**Aim**
Below are the records; collect from them each line containing the string "duct".

Stored records
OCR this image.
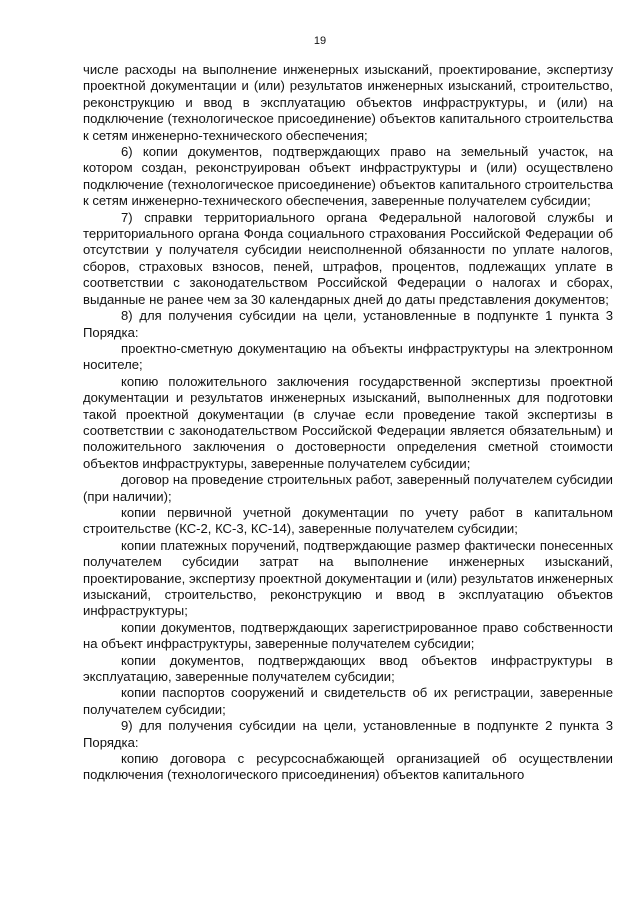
19

числе расходы на выполнение инженерных изысканий, проектирование, экспертизу проектной документации и (или) результатов инженерных изысканий, строительство, реконструкцию и ввод в эксплуатацию объектов инфраструктуры, и (или) на подключение (технологическое присоединение) объектов капитального строительства к сетям инженерно-технического обеспечения;

6) копии документов, подтверждающих право на земельный участок, на котором создан, реконструирован объект инфраструктуры и (или) осуществлено подключение (технологическое присоединение) объектов капитального строительства к сетям инженерно-технического обеспечения, заверенные получателем субсидии;

7) справки территориального органа Федеральной налоговой службы и территориального органа Фонда социального страхования Российской Федерации об отсутствии у получателя субсидии неисполненной обязанности по уплате налогов, сборов, страховых взносов, пеней, штрафов, процентов, подлежащих уплате в соответствии с законодательством Российской Федерации о налогах и сборах, выданные не ранее чем за 30 календарных дней до даты представления документов;

8) для получения субсидии на цели, установленные в подпункте 1 пункта 3 Порядка:

проектно-сметную документацию на объекты инфраструктуры на электронном носителе;

копию положительного заключения государственной экспертизы проектной документации и результатов инженерных изысканий, выполненных для подготовки такой проектной документации (в случае если проведение такой экспертизы в соответствии с законодательством Российской Федерации является обязательным) и положительного заключения о достоверности определения сметной стоимости объектов инфраструктуры, заверенные получателем субсидии;

договор на проведение строительных работ, заверенный получателем субсидии (при наличии);

копии первичной учетной документации по учету работ в капитальном строительстве (КС-2, КС-3, КС-14), заверенные получателем субсидии;

копии платежных поручений, подтверждающие размер фактически понесенных получателем субсидии затрат на выполнение инженерных изысканий, проектирование, экспертизу проектной документации и (или) результатов инженерных изысканий, строительство, реконструкцию и ввод в эксплуатацию объектов инфраструктуры;

копии документов, подтверждающих зарегистрированное право собственности на объект инфраструктуры, заверенные получателем субсидии;

копии документов, подтверждающих ввод объектов инфраструктуры в эксплуатацию, заверенные получателем субсидии;

копии паспортов сооружений и свидетельств об их регистрации, заверенные получателем субсидии;

9) для получения субсидии на цели, установленные в подпункте 2 пункта 3 Порядка:

копию договора с ресурсоснабжающей организацией об осуществлении подключения (технологического присоединения) объектов капитального
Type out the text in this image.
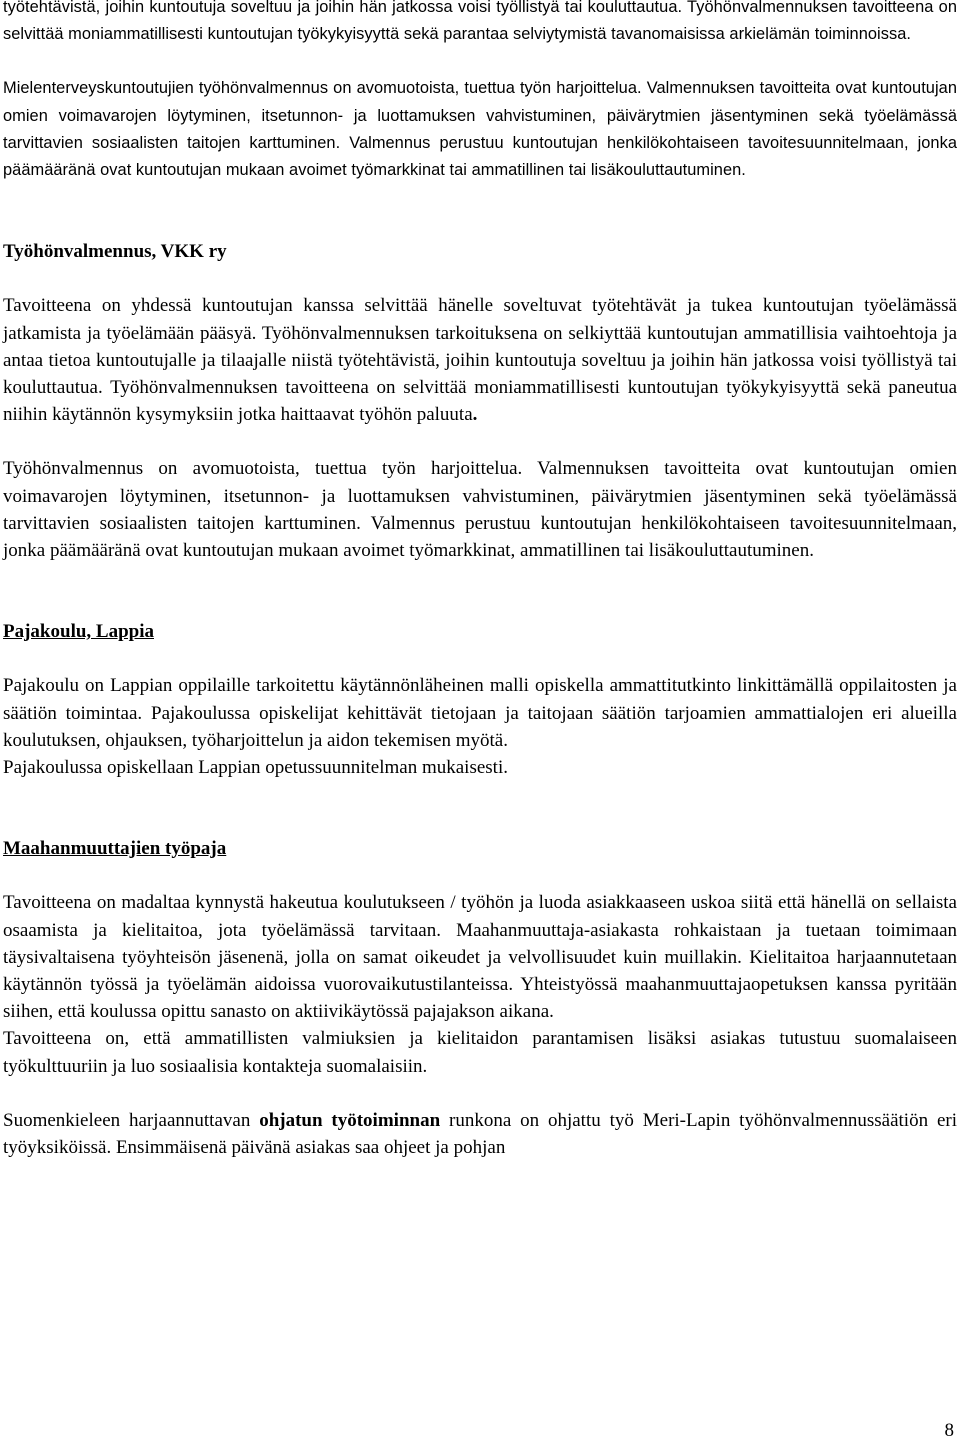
työtehtävistä, joihin kuntoutuja soveltuu ja joihin hän jatkossa voisi työllistyä tai kouluttautua. Työhönvalmennuksen tavoitteena on selvittää moniammatillisesti kuntoutujan työkykyisyyttä sekä parantaa selviytymistä tavanomaisissa arkielämän toiminnoissa.

Mielenterveyskuntoutujien työhönvalmennus on avomuotoista, tuettua työn harjoittelua. Valmennuksen tavoitteita ovat kuntoutujan omien voimavarojen löytyminen, itsetunnon- ja luottamuksen vahvistuminen, päivärytmien jäsentyminen sekä työelämässä tarvittavien sosiaalisten taitojen karttuminen. Valmennus perustuu kuntoutujan henkilökohtaiseen tavoitesuunnitelmaan, jonka päämääränä ovat kuntoutujan mukaan avoimet työmarkkinat tai ammatillinen tai lisäkouluttautuminen.

Työhönvalmennus, VKK ry

Tavoitteena on yhdessä kuntoutujan kanssa selvittää hänelle soveltuvat työtehtävät ja tukea kuntoutujan työelämässä jatkamista ja työelämään pääsyä. Työhönvalmennuksen tarkoituksena on selkiyttää kuntoutujan ammatillisia vaihtoehtoja ja antaa tietoa kuntoutujalle ja tilaajalle niistä työtehtävistä, joihin kuntoutuja soveltuu ja joihin hän jatkossa voisi työllistyä tai kouluttautua. Työhönvalmennuksen tavoitteena on selvittää moniammatillisesti kuntoutujan työkykyisyyttä sekä paneutua niihin käytännön kysymyksiin jotka haittaavat työhön paluuta.

Työhönvalmennus on avomuotoista, tuettua työn harjoittelua. Valmennuksen tavoitteita ovat kuntoutujan omien voimavarojen löytyminen, itsetunnon- ja luottamuksen vahvistuminen, päivärytmien jäsentyminen sekä työelämässä tarvittavien sosiaalisten taitojen karttuminen. Valmennus perustuu kuntoutujan henkilökohtaiseen tavoitesuunnitelmaan, jonka päämääränä ovat kuntoutujan mukaan avoimet työmarkkinat, ammatillinen tai lisäkouluttautuminen.

Pajakoulu, Lappia

Pajakoulu on Lappian oppilaille tarkoitettu käytännönläheinen malli opiskella ammattitutkinto linkittämällä oppilaitosten ja säätiön toimintaa. Pajakoulussa opiskelijat kehittävät tietojaan ja taitojaan säätiön tarjoamien ammattialojen eri alueilla koulutuksen, ohjauksen, työharjoittelun ja aidon tekemisen myötä.

Pajakoulussa opiskellaan Lappian opetussuunnitelman mukaisesti.

Maahanmuuttajien työpaja

Tavoitteena on madaltaa kynnystä hakeutua koulutukseen / työhön ja luoda asiakkaaseen uskoa siitä että hänellä on sellaista osaamista ja kielitaitoa, jota työelämässä tarvitaan. Maahanmuuttaja-asiakasta rohkaistaan ja tuetaan toimimaan täysivaltaisena työyhteisön jäsenenä, jolla on samat oikeudet ja velvollisuudet kuin muillakin. Kielitaitoa harjaannutetaan käytännön työssä ja työelämän aidoissa vuorovaikutustilanteissa. Yhteistyössä maahanmuuttajaopetuksen kanssa pyritään siihen, että koulussa opittu sanasto on aktiivikäytössä pajajakson aikana.

Tavoitteena on, että ammatillisten valmiuksien ja kielitaidon parantamisen lisäksi asiakas tutustuu suomalaiseen työkulttuuriin ja luo sosiaalisia kontakteja suomalaisiin.

Suomenkieleen harjaannuttavan ohjatun työtoiminnan runkona on ohjattu työ Meri-Lapin työhönvalmennussäätiön eri työyksiköissä. Ensimmäisenä päivänä asiakas saa ohjeet ja pohjan

8
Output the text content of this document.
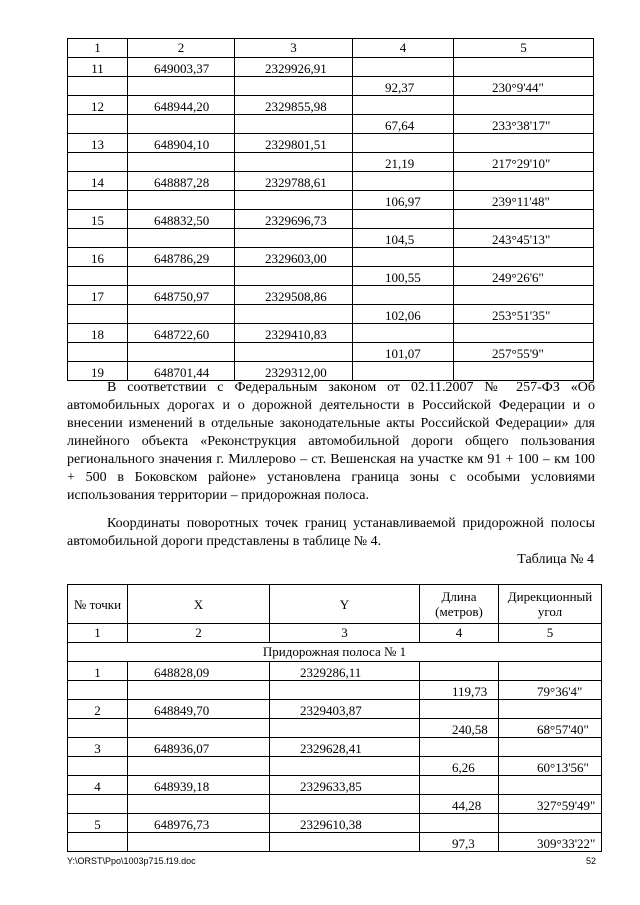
1	2	3	4	5
11	649003,37	2329926,91		
			92,37	230°9'44"
12	648944,20	2329855,98		
			67,64	233°38'17"
13	648904,10	2329801,51		
			21,19	217°29'10"
14	648887,28	2329788,61		
			106,97	239°11'48"
15	648832,50	2329696,73		
			104,5	243°45'13"
16	648786,29	2329603,00		
			100,55	249°26'6"
17	648750,97	2329508,86		
			102,06	253°51'35"
18	648722,60	2329410,83		
			101,07	257°55'9"
19	648701,44	2329312,00		

В соответствии с Федеральным законом от 02.11.2007 № 257-ФЗ «Об автомобильных дорогах и о дорожной деятельности в Российской Федерации и о внесении изменений в отдельные законодательные акты Российской Федерации» для линейного объекта «Реконструкция автомобильной дороги общего пользования регионального значения г. Миллерово – ст. Вешенская на участке км 91 + 100 – км 100 + 500 в Боковском районе» установлена граница зоны с особыми условиями использования территории – придорожная полоса.

Координаты поворотных точек границ устанавливаемой придорожной полосы автомобильной дороги представлены в таблице № 4.

Таблица № 4
№ точки	X	Y	Длина (метров)	Дирекционный угол
1	2	3	4	5
Придорожная полоса № 1				
1	648828,09	2329286,11		
			119,73	79°36'4"
2	648849,70	2329403,87		
			240,58	68°57'40"
3	648936,07	2329628,41		
			6,26	60°13'56"
4	648939,18	2329633,85		
			44,28	327°59'49"
5	648976,73	2329610,38		
			97,3	309°33'22"
Y:\ORST\Ppo\1003p715.f19.doc	52
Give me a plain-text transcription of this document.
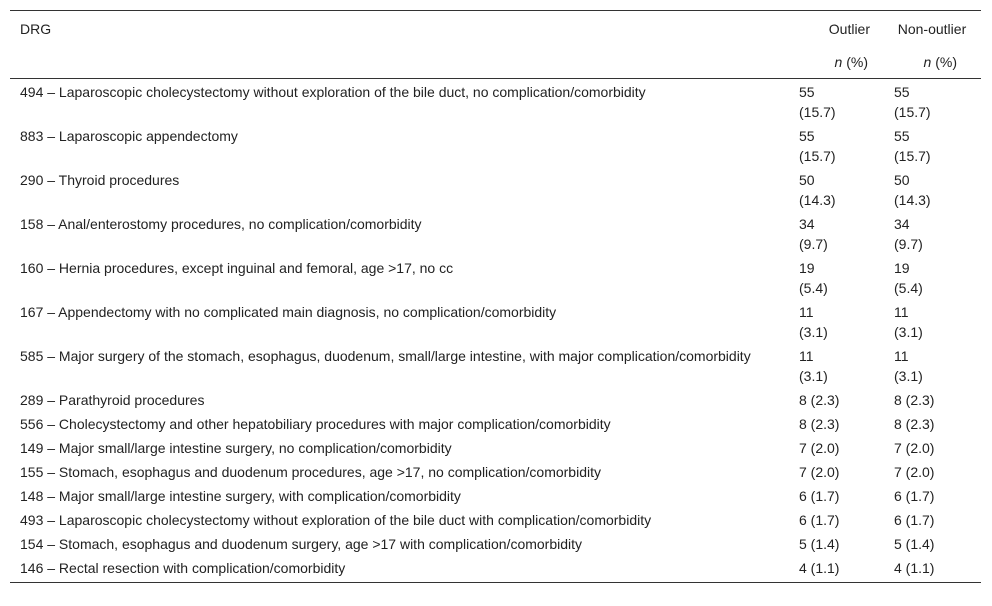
DRG	Outlier	Non-outlier
	n (%)	n (%)
494 – Laparoscopic cholecystectomy without exploration of the bile duct, no complication/comorbidity	55 (15.7)	55 (15.7)
883 – Laparoscopic appendectomy	55 (15.7)	55 (15.7)
290 – Thyroid procedures	50 (14.3)	50 (14.3)
158 – Anal/enterostomy procedures, no complication/comorbidity	34 (9.7)	34 (9.7)
160 – Hernia procedures, except inguinal and femoral, age >17, no cc	19 (5.4)	19 (5.4)
167 – Appendectomy with no complicated main diagnosis, no complication/comorbidity	11 (3.1)	11 (3.1)
585 – Major surgery of the stomach, esophagus, duodenum, small/large intestine, with major complication/comorbidity	11 (3.1)	11 (3.1)
289 – Parathyroid procedures	8 (2.3)	8 (2.3)
556 – Cholecystectomy and other hepatobiliary procedures with major complication/comorbidity	8 (2.3)	8 (2.3)
149 – Major small/large intestine surgery, no complication/comorbidity	7 (2.0)	7 (2.0)
155 – Stomach, esophagus and duodenum procedures, age >17, no complication/comorbidity	7 (2.0)	7 (2.0)
148 – Major small/large intestine surgery, with complication/comorbidity	6 (1.7)	6 (1.7)
493 – Laparoscopic cholecystectomy without exploration of the bile duct with complication/comorbidity	6 (1.7)	6 (1.7)
154 – Stomach, esophagus and duodenum surgery, age >17 with complication/comorbidity	5 (1.4)	5 (1.4)
146 – Rectal resection with complication/comorbidity	4 (1.1)	4 (1.1)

**Written response**
494 – Laparoscopic cholecystectomy without exploration of the bile duct, no complication/comorbidity	55 (15.7)	55 (15.7)
493 – Laparoscopic cholecystectomy without exploration of the bile duct with complication/comorbidity	6 (1.7)	6 (1.7)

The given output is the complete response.